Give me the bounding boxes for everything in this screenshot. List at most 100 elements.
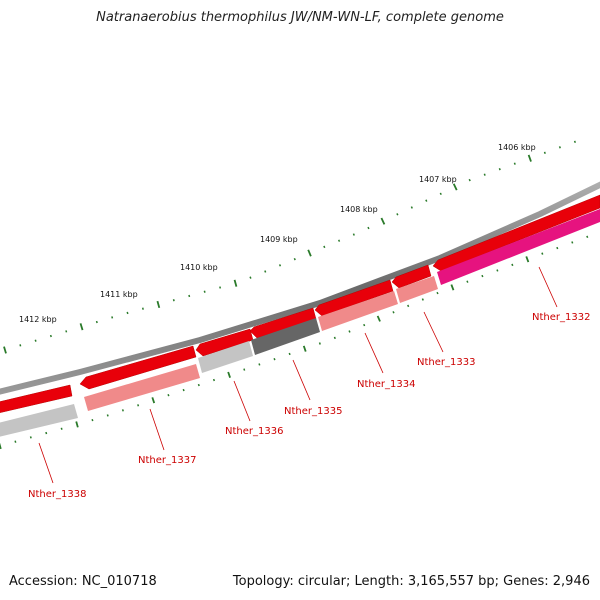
- scale-tick: [49, 334, 52, 338]
- gene-forward-1: [0, 384, 73, 413]
- genome-summary-text: Topology: circular; Length: 3,165,557 bp…: [232, 574, 590, 589]
- leader-Nther_1333: [423, 311, 444, 353]
- scale-tick: [511, 263, 514, 267]
- scale-tick: [468, 178, 471, 182]
- scale-tick: [137, 404, 140, 407]
- kbp-label-1407: 1407 kbp: [419, 175, 457, 184]
- scale-tick: [392, 311, 395, 314]
- scale-tick: [481, 274, 484, 278]
- scale-tick: [219, 286, 222, 289]
- scale-tick: [421, 298, 424, 301]
- scale-tick: [452, 183, 458, 191]
- gene-label-Nther_1334: Nther_1334: [357, 379, 415, 390]
- gene-forward-2: [79, 345, 197, 390]
- kbp-label-1408: 1408 kbp: [340, 205, 378, 214]
- gene-Nther_1333-shape: [396, 276, 438, 303]
- gene-Nther_1337-shape: [84, 364, 200, 411]
- scale-tick: [197, 383, 200, 387]
- scale-tick: [293, 257, 296, 261]
- scale-tick: [79, 323, 84, 331]
- gene-label-Nther_1338: Nther_1338: [28, 489, 86, 500]
- scale-tick: [483, 173, 486, 176]
- scale-tick: [573, 140, 576, 144]
- scale-tick: [410, 206, 413, 209]
- scale-tick: [307, 249, 312, 257]
- scale-tick: [586, 235, 589, 238]
- scale-tick: [302, 345, 307, 352]
- scale-tick: [65, 330, 68, 333]
- leader-Nther_1338: [38, 442, 54, 484]
- genome-title: Natranaerobius thermophilus JW/NM-WN-LF,…: [96, 10, 504, 25]
- scale-tick: [264, 270, 267, 273]
- scale-tick: [323, 245, 326, 249]
- scale-tick: [182, 388, 185, 392]
- kbp-label-1406: 1406 kbp: [498, 143, 536, 152]
- scale-tick: [525, 256, 530, 263]
- scale-tick: [527, 154, 532, 162]
- scale-tick: [212, 378, 216, 382]
- inner-scale-dots: [0, 235, 589, 450]
- genome-backbone: [0, 181, 600, 395]
- scale-tick: [288, 352, 291, 356]
- scale-tick: [188, 294, 191, 298]
- scale-tick: [367, 226, 370, 230]
- scale-tick: [363, 323, 366, 327]
- scale-tick: [151, 397, 156, 404]
- scale-tick: [141, 307, 144, 310]
- gene-Nther_1332-shape: [437, 209, 600, 285]
- gene-forward-7: [432, 194, 600, 272]
- scale-tick: [111, 316, 114, 319]
- scale-tick: [273, 357, 276, 361]
- scale-tick: [95, 320, 98, 324]
- scale-tick: [203, 290, 206, 293]
- gene-Nther_1338-shape: [0, 404, 78, 437]
- scale-tick: [450, 284, 455, 291]
- scale-tick: [258, 363, 261, 366]
- gene-label-Nther_1335: Nther_1335: [284, 406, 342, 417]
- scale-tick: [91, 418, 94, 422]
- accession-text: Accession: NC_010718: [9, 574, 157, 589]
- leader-Nther_1336: [233, 380, 251, 422]
- scale-tick: [348, 330, 351, 333]
- scale-tick: [376, 315, 381, 322]
- scale-tick: [380, 217, 386, 225]
- scale-tick: [106, 414, 109, 417]
- scale-tick: [407, 304, 410, 308]
- scale-tick: [556, 246, 559, 250]
- scale-tick: [496, 269, 499, 272]
- scale-tick: [172, 299, 175, 302]
- scale-dots: [3, 140, 576, 354]
- scale-tick: [436, 291, 439, 295]
- gene-Nther_1335-shape: [251, 318, 320, 355]
- scale-tick: [167, 393, 170, 397]
- reverse-genes: [0, 209, 600, 437]
- scale-tick: [14, 440, 17, 443]
- scale-tick: [121, 409, 124, 412]
- scale-tick: [233, 279, 238, 287]
- scale-tick: [541, 252, 544, 255]
- gene-label-Nther_1333: Nther_1333: [417, 357, 475, 368]
- scale-tick: [439, 192, 442, 196]
- gene-label-Nther_1332: Nther_1332: [532, 312, 590, 323]
- scale-tick: [126, 311, 129, 315]
- kbp-label-1412: 1412 kbp: [19, 315, 57, 324]
- scale-tick: [278, 264, 282, 267]
- scale-tick: [0, 442, 2, 450]
- scale-tick: [571, 241, 574, 244]
- gene-forward-6: [391, 264, 432, 289]
- scale-tick: [425, 199, 428, 202]
- scale-tick: [75, 421, 79, 428]
- scale-tick: [498, 167, 501, 171]
- scale-tick: [396, 213, 399, 216]
- scale-tick: [243, 368, 246, 371]
- scale-tick: [249, 276, 252, 279]
- scale-tick: [466, 280, 469, 283]
- label-leaders: [38, 266, 558, 484]
- kbp-label-1410: 1410 kbp: [180, 263, 218, 272]
- kbp-label-1411: 1411 kbp: [100, 290, 138, 299]
- kbp-labels: 1406 kbp 1407 kbp 1408 kbp 1409 kbp 1410…: [19, 143, 536, 324]
- scale-tick: [34, 339, 37, 342]
- scale-tick: [3, 346, 7, 354]
- scale-tick: [29, 436, 32, 439]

################

» What the task requires:
Make an exact copy of the records above, with the pictures left out.

» Written response:
Give me the bounding boxes for everything in this screenshot. List at most 100 elements.
- scale-tick: [49, 334, 52, 338]
- gene-forward-1: [0, 384, 73, 413]
- genome-summary-text: Topology: circular; Length: 3,165,557 bp…: [232, 574, 590, 589]
- leader-Nther_1333: [423, 311, 444, 353]
- scale-tick: [511, 263, 514, 267]
- scale-tick: [468, 178, 471, 182]
- scale-tick: [137, 404, 140, 407]
- kbp-label-1407: 1407 kbp: [419, 175, 457, 184]
- scale-tick: [392, 311, 395, 314]
- scale-tick: [481, 274, 484, 278]
- scale-tick: [219, 286, 222, 289]
- scale-tick: [421, 298, 424, 301]
- scale-tick: [452, 183, 458, 191]
- gene-label-Nther_1334: Nther_1334: [357, 379, 415, 390]
- gene-forward-2: [79, 345, 197, 390]
- kbp-label-1408: 1408 kbp: [340, 205, 378, 214]
- gene-Nther_1333-shape: [396, 276, 438, 303]
- gene-Nther_1337-shape: [84, 364, 200, 411]
- scale-tick: [197, 383, 200, 387]
- scale-tick: [293, 257, 296, 261]
- scale-tick: [79, 323, 84, 331]
- gene-label-Nther_1338: Nther_1338: [28, 489, 86, 500]
- scale-tick: [483, 173, 486, 176]
- scale-tick: [573, 140, 576, 144]
- scale-tick: [410, 206, 413, 209]
- scale-tick: [307, 249, 312, 257]
- scale-tick: [586, 235, 589, 238]
- scale-tick: [302, 345, 307, 352]
- scale-tick: [65, 330, 68, 333]
- leader-Nther_1338: [38, 442, 54, 484]
- genome-title: Natranaerobius thermophilus JW/NM-WN-LF,…: [96, 10, 504, 25]
- scale-tick: [264, 270, 267, 273]
- scale-tick: [323, 245, 326, 249]
- scale-tick: [182, 388, 185, 392]
- kbp-label-1406: 1406 kbp: [498, 143, 536, 152]
- scale-tick: [525, 256, 530, 263]
- scale-tick: [527, 154, 532, 162]
- scale-tick: [212, 378, 216, 382]
- inner-scale-dots: [0, 235, 589, 450]
- genome-backbone: [0, 181, 600, 395]
- scale-tick: [288, 352, 291, 356]
- scale-tick: [188, 294, 191, 298]
- scale-tick: [367, 226, 370, 230]
- scale-tick: [363, 323, 366, 327]
- scale-tick: [151, 397, 156, 404]
- scale-tick: [141, 307, 144, 310]
- gene-Nther_1332-shape: [437, 209, 600, 285]
- gene-forward-7: [432, 194, 600, 272]
- scale-tick: [111, 316, 114, 319]
- scale-tick: [273, 357, 276, 361]
- scale-tick: [95, 320, 98, 324]
- scale-tick: [203, 290, 206, 293]
- gene-Nther_1338-shape: [0, 404, 78, 437]
- scale-tick: [450, 284, 455, 291]
- scale-tick: [258, 363, 261, 366]
- gene-label-Nther_1335: Nther_1335: [284, 406, 342, 417]
- scale-tick: [91, 418, 94, 422]
- accession-text: Accession: NC_010718: [9, 574, 157, 589]
- leader-Nther_1336: [233, 380, 251, 422]
- scale-tick: [348, 330, 351, 333]
- scale-tick: [376, 315, 381, 322]
- scale-tick: [380, 217, 386, 225]
- scale-tick: [106, 414, 109, 417]
- scale-tick: [407, 304, 410, 308]
- scale-tick: [556, 246, 559, 250]
- scale-tick: [496, 269, 499, 272]
- scale-tick: [172, 299, 175, 302]
- scale-dots: [3, 140, 576, 354]
- scale-tick: [436, 291, 439, 295]
- gene-Nther_1335-shape: [251, 318, 320, 355]
- scale-tick: [167, 393, 170, 397]
- reverse-genes: [0, 209, 600, 437]
- scale-tick: [14, 440, 17, 443]
- scale-tick: [121, 409, 124, 412]
- scale-tick: [233, 279, 238, 287]
- scale-tick: [541, 252, 544, 255]
- gene-label-Nther_1333: Nther_1333: [417, 357, 475, 368]
- scale-tick: [439, 192, 442, 196]
- gene-label-Nther_1332: Nther_1332: [532, 312, 590, 323]
- scale-tick: [126, 311, 129, 315]
- kbp-label-1412: 1412 kbp: [19, 315, 57, 324]
- scale-tick: [278, 264, 282, 267]
- scale-tick: [0, 442, 2, 450]
- scale-tick: [571, 241, 574, 244]
- gene-forward-6: [391, 264, 432, 289]
- scale-tick: [425, 199, 428, 202]
- scale-tick: [75, 421, 79, 428]
- scale-tick: [498, 167, 501, 171]
- scale-tick: [396, 213, 399, 216]
- scale-tick: [243, 368, 246, 371]
- scale-tick: [249, 276, 252, 279]
- scale-tick: [466, 280, 469, 283]
- label-leaders: [38, 266, 558, 484]
- kbp-label-1410: 1410 kbp: [180, 263, 218, 272]
- kbp-label-1411: 1411 kbp: [100, 290, 138, 299]
- kbp-labels: 1406 kbp 1407 kbp 1408 kbp 1409 kbp 1410…: [19, 143, 536, 324]
- scale-tick: [34, 339, 37, 342]
- scale-tick: [3, 346, 7, 354]
- scale-tick: [29, 436, 32, 439]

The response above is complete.